>>

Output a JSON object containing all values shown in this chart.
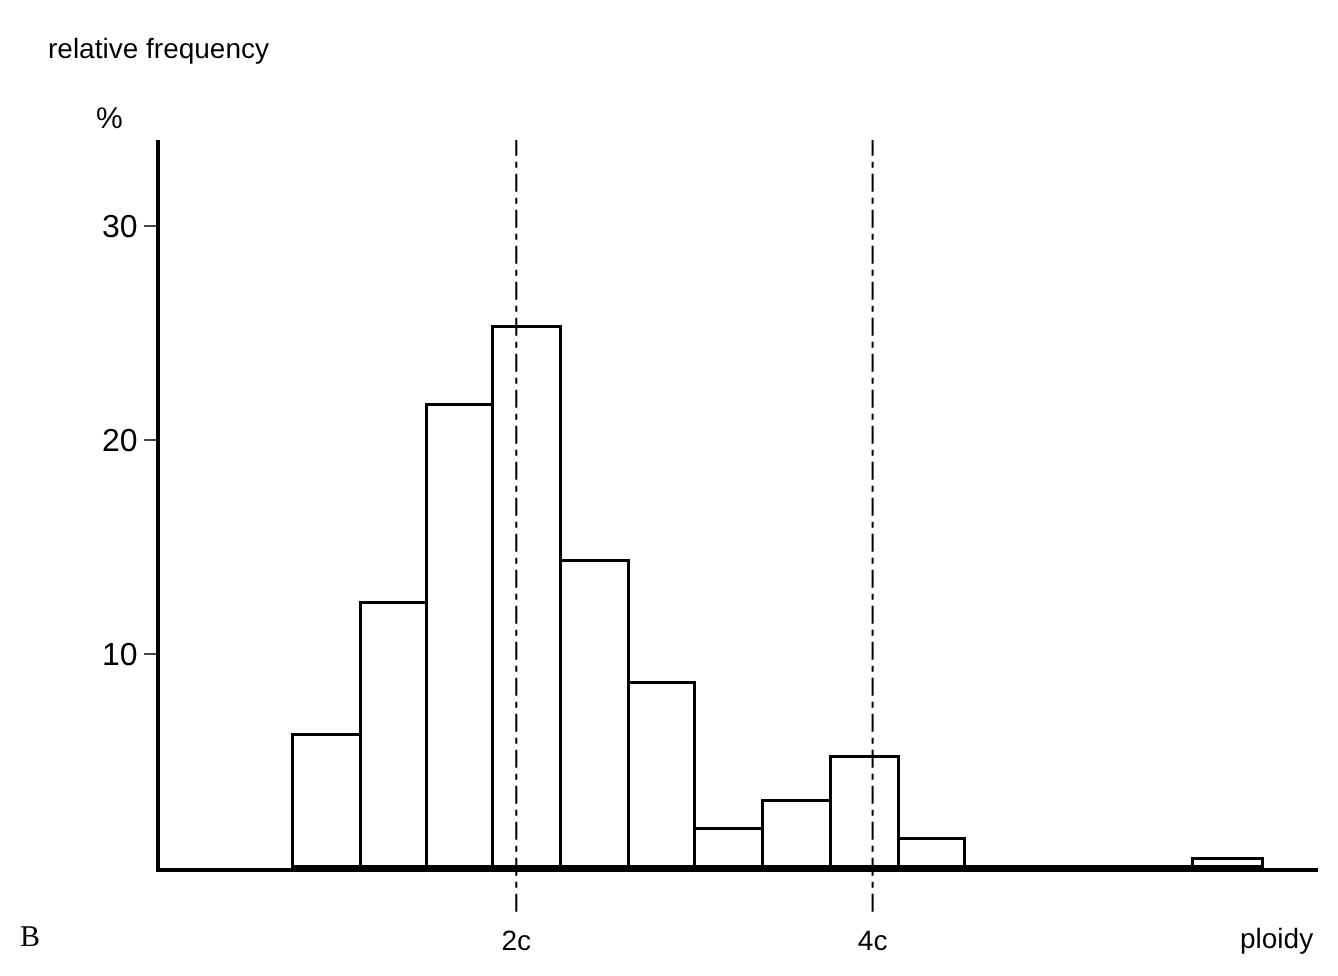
{
  "chart_data": {
    "type": "histogram",
    "ylabel": "relative frequency",
    "xlabel": "ploidy",
    "annotations": [
      "%",
      "B"
    ],
    "bins": [
      0.75,
      1.13,
      1.5,
      1.88,
      2.26,
      2.64,
      3.01,
      3.39,
      3.77,
      4.15,
      4.52,
      5.8,
      6.2
    ],
    "values": [
      6.2,
      12.3,
      21.6,
      25.2,
      14.3,
      8.6,
      1.8,
      3.1,
      5.1,
      1.3,
      0,
      0.4
    ],
    "color": "#000000",
    "xlim": [
      0,
      6.5
    ],
    "xticks": [
      {
        "value": 2,
        "label": "2c"
      },
      {
        "value": 4,
        "label": "4c"
      }
    ],
    "ylim": [
      0,
      34
    ],
    "yticks": [
      10,
      20,
      30
    ],
    "ref_lines": [
      {
        "axis": "x",
        "value": 2,
        "line_style": "dashdot",
        "color": "#000000"
      },
      {
        "axis": "x",
        "value": 4,
        "line_style": "dashdot",
        "color": "#000000"
      }
    ],
    "marker": "none"
  }
}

<<

> [PROBLEM STATEMENT] Your answer should be a single number: the count of lines holding the word "values".

> [COMPLETED EXERCISE] 2